== Information shown

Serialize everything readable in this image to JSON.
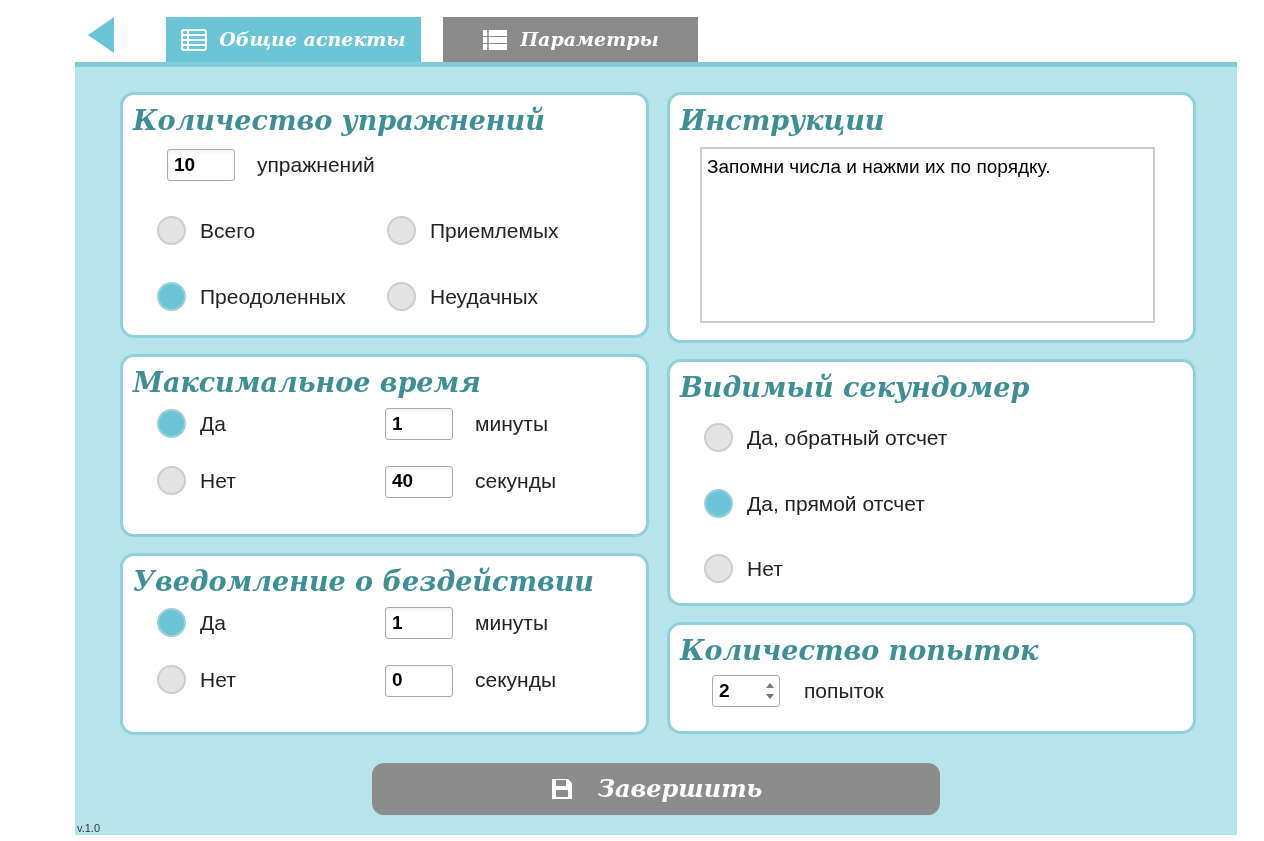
{
  "tabs": [
    {
      "label": "Общие аспекты",
      "selected": true
    },
    {
      "label": "Параметры",
      "selected": false
    }
  ],
  "columns": [
    [
      {
        "kind": "count",
        "title": "Количество упражнений",
        "value": "10",
        "unit": "упражнений",
        "options": [
          {
            "label": "Всего",
            "selected": false
          },
          {
            "label": "Приемлемых",
            "selected": false
          },
          {
            "label": "Преодоленных",
            "selected": true
          },
          {
            "label": "Неудачных",
            "selected": false
          }
        ]
      },
      {
        "kind": "time",
        "title": "Максимальное время",
        "options": [
          {
            "label": "Да",
            "selected": true
          },
          {
            "label": "Нет",
            "selected": false
          }
        ],
        "fields": [
          {
            "value": "1",
            "unit": "минуты"
          },
          {
            "value": "40",
            "unit": "секунды"
          }
        ]
      },
      {
        "kind": "time",
        "title": "Уведомление о бездействии",
        "options": [
          {
            "label": "Да",
            "selected": true
          },
          {
            "label": "Нет",
            "selected": false
          }
        ],
        "fields": [
          {
            "value": "1",
            "unit": "минуты"
          },
          {
            "value": "0",
            "unit": "секунды"
          }
        ]
      }
    ],
    [
      {
        "kind": "text",
        "title": "Инструкции",
        "value": "Запомни числа и нажми их по порядку."
      },
      {
        "kind": "radios",
        "title": "Видимый секундомер",
        "options": [
          {
            "label": "Да, обратный отсчет",
            "selected": false
          },
          {
            "label": "Да, прямой отсчет",
            "selected": true
          },
          {
            "label": "Нет",
            "selected": false
          }
        ]
      },
      {
        "kind": "spinner",
        "title": "Количество попыток",
        "value": "2",
        "unit": "попыток"
      }
    ]
  ],
  "finish_button": "Завершить",
  "version": "v.1.0"
}
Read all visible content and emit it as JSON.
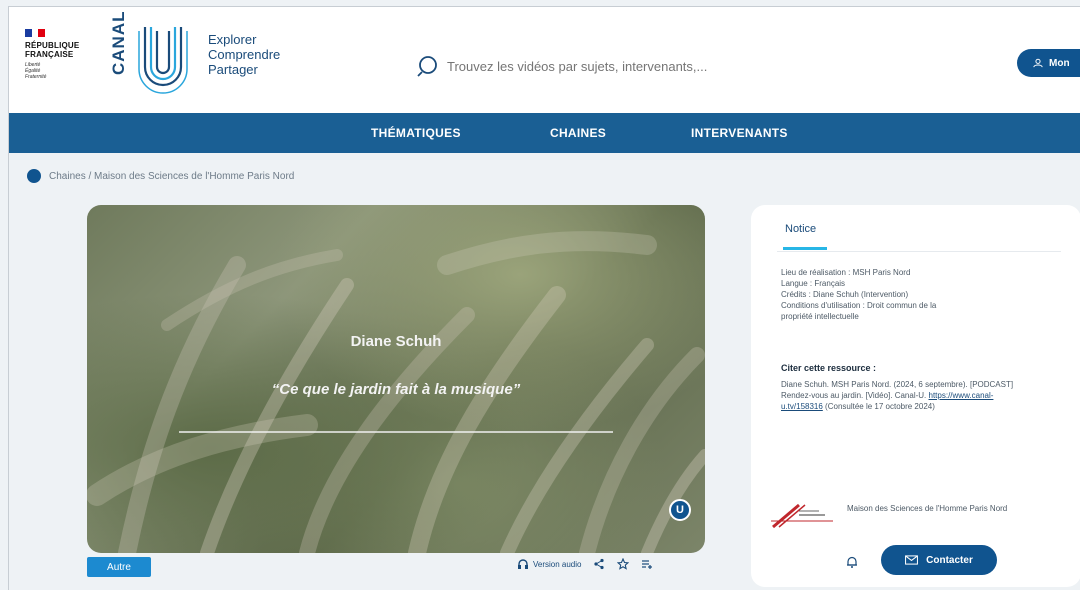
{
  "header": {
    "republique": {
      "title_lines": [
        "RÉPUBLIQUE",
        "FRANÇAISE"
      ],
      "motto_lines": [
        "Liberté",
        "Égalité",
        "Fraternité"
      ]
    },
    "brand": {
      "name": "CANAL",
      "tagline": [
        "Explorer",
        "Comprendre",
        "Partager"
      ]
    },
    "search": {
      "placeholder": "Trouvez les vidéos par sujets, intervenants,..."
    },
    "account_button": "Mon"
  },
  "nav": {
    "items": [
      "THÉMATIQUES",
      "CHAINES",
      "INTERVENANTS"
    ]
  },
  "breadcrumb": "Chaines / Maison des Sciences de l'Homme Paris Nord",
  "video": {
    "speaker": "Diane Schuh",
    "quote": "“Ce que le jardin fait à la musique”",
    "badge": "U"
  },
  "below_video": {
    "tag": "Autre",
    "audio_label": "Version audio"
  },
  "notice": {
    "tab": "Notice",
    "info_lines": [
      "Lieu de réalisation : MSH Paris Nord",
      "Langue : Français",
      "Crédits : Diane Schuh (Intervention)",
      "Conditions d'utilisation : Droit commun de la",
      "propriété intellectuelle"
    ],
    "cite_title": "Citer cette ressource :",
    "cite_text": "Diane Schuh. MSH Paris Nord. (2024, 6 septembre). [PODCAST] Rendez-vous au jardin. [Vidéo]. Canal-U.",
    "cite_link": "https://www.canal-u.tv/158316",
    "cite_after": "(Consultée le 17 octobre 2024)",
    "org_name": "Maison des Sciences de l'Homme Paris Nord",
    "contact": "Contacter"
  },
  "colors": {
    "primary": "#10548f",
    "nav": "#1a5f94",
    "accent": "#27b6e6",
    "tag": "#1c8ad0"
  }
}
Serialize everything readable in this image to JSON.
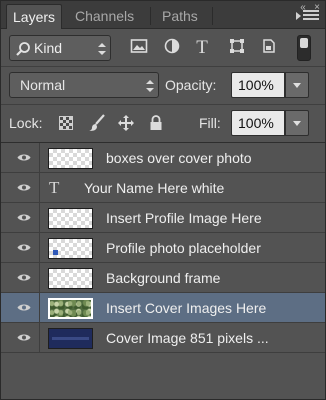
{
  "tabs": [
    {
      "label": "Layers",
      "active": true
    },
    {
      "label": "Channels",
      "active": false
    },
    {
      "label": "Paths",
      "active": false
    }
  ],
  "window_controls": {
    "collapse": "«",
    "close": "×"
  },
  "filter": {
    "kind_label": "Kind",
    "icons": [
      "image-filter-icon",
      "adjustment-filter-icon",
      "type-filter-icon",
      "shape-filter-icon",
      "smart-object-filter-icon"
    ],
    "type_glyph": "T"
  },
  "blend": {
    "mode": "Normal",
    "opacity_label": "Opacity:",
    "opacity_value": "100%",
    "fill_label": "Fill:",
    "fill_value": "100%"
  },
  "lock": {
    "label": "Lock:"
  },
  "layers": [
    {
      "name": "boxes over cover photo",
      "thumb": "transparent",
      "visible": true,
      "selected": false
    },
    {
      "name": "Your Name Here white",
      "thumb": "type",
      "glyph": "T",
      "visible": true,
      "selected": false
    },
    {
      "name": "Insert Profile Image Here",
      "thumb": "transparent",
      "visible": true,
      "selected": false
    },
    {
      "name": "Profile photo placeholder",
      "thumb": "transparent-dot",
      "visible": true,
      "selected": false
    },
    {
      "name": "Background frame",
      "thumb": "transparent",
      "visible": true,
      "selected": false
    },
    {
      "name": "Insert Cover Images Here",
      "thumb": "cover",
      "visible": true,
      "selected": true
    },
    {
      "name": "Cover Image 851 pixels ...",
      "thumb": "navy",
      "visible": true,
      "selected": false
    }
  ],
  "colors": {
    "panel_bg": "#535353",
    "tabbar_bg": "#3c3c3c",
    "selected_row": "#5d6e84",
    "field_bg": "#e9e9e9"
  }
}
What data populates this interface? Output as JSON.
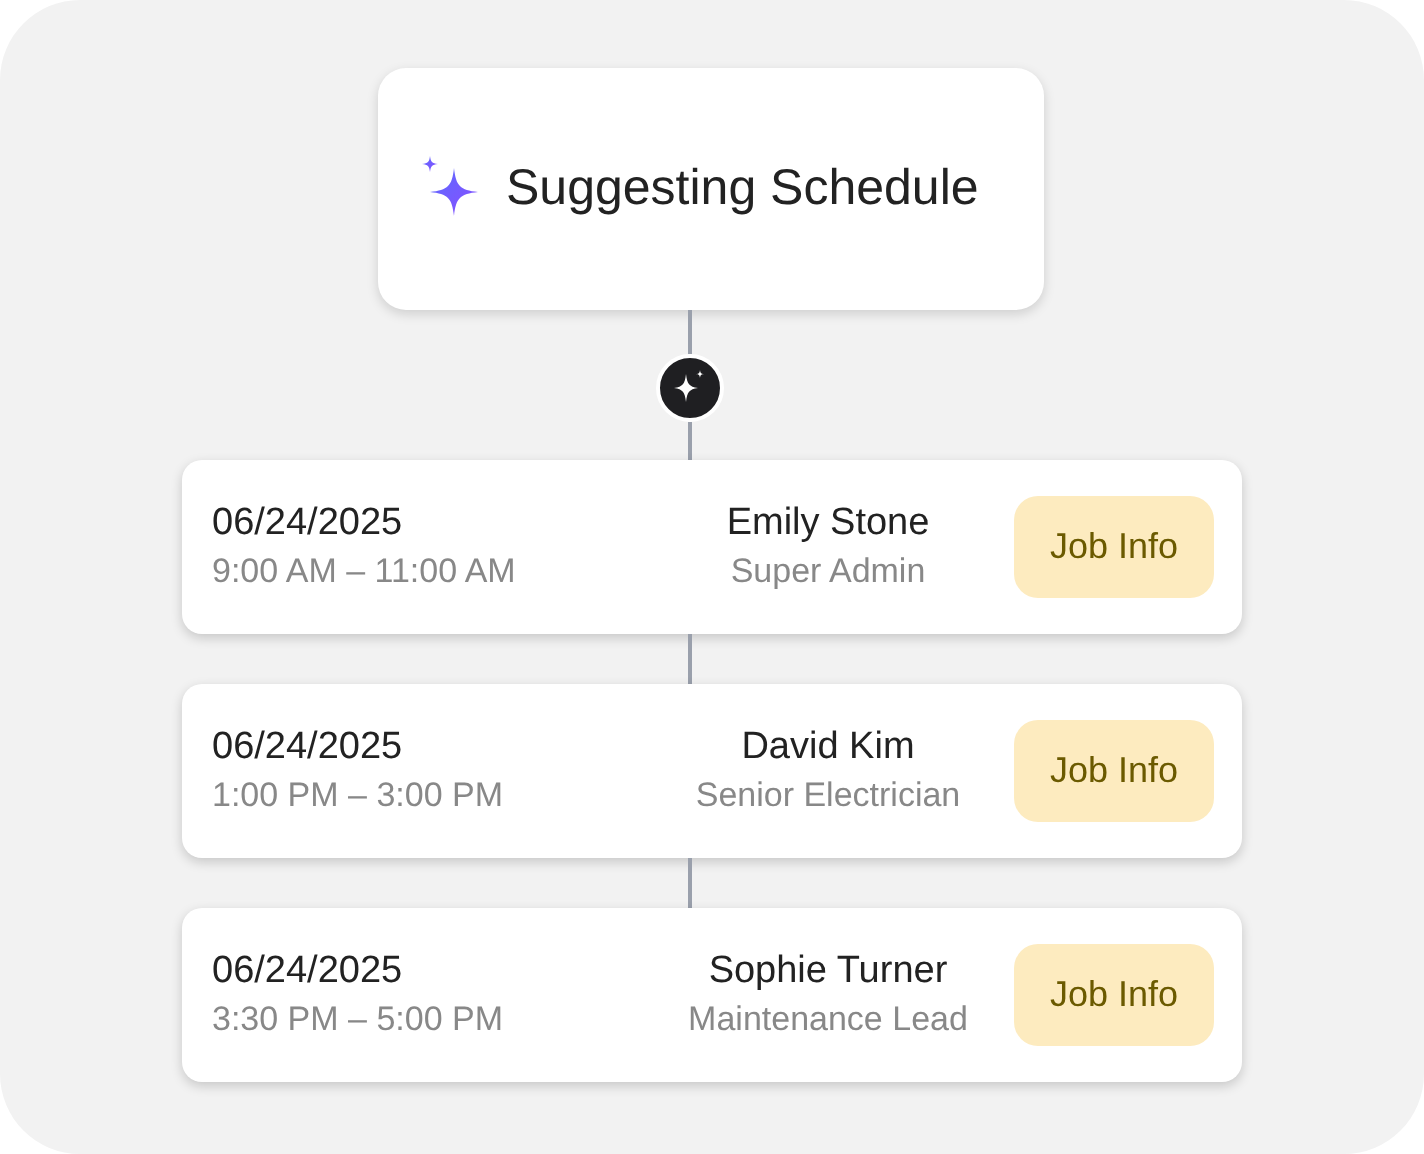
{
  "header": {
    "title": "Suggesting Schedule"
  },
  "appointments": [
    {
      "date": "06/24/2025",
      "time": "9:00 AM – 11:00 AM",
      "name": "Emily Stone",
      "role": "Super Admin",
      "action": "Job Info"
    },
    {
      "date": "06/24/2025",
      "time": "1:00 PM – 3:00 PM",
      "name": "David Kim",
      "role": "Senior Electrician",
      "action": "Job Info"
    },
    {
      "date": "06/24/2025",
      "time": "3:30 PM – 5:00 PM",
      "name": "Sophie Turner",
      "role": "Maintenance Lead",
      "action": "Job Info"
    }
  ]
}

====

Work required: State how many lines of the listing above hold the word "Profile", with nothing but the number.

Solution to this problem: 2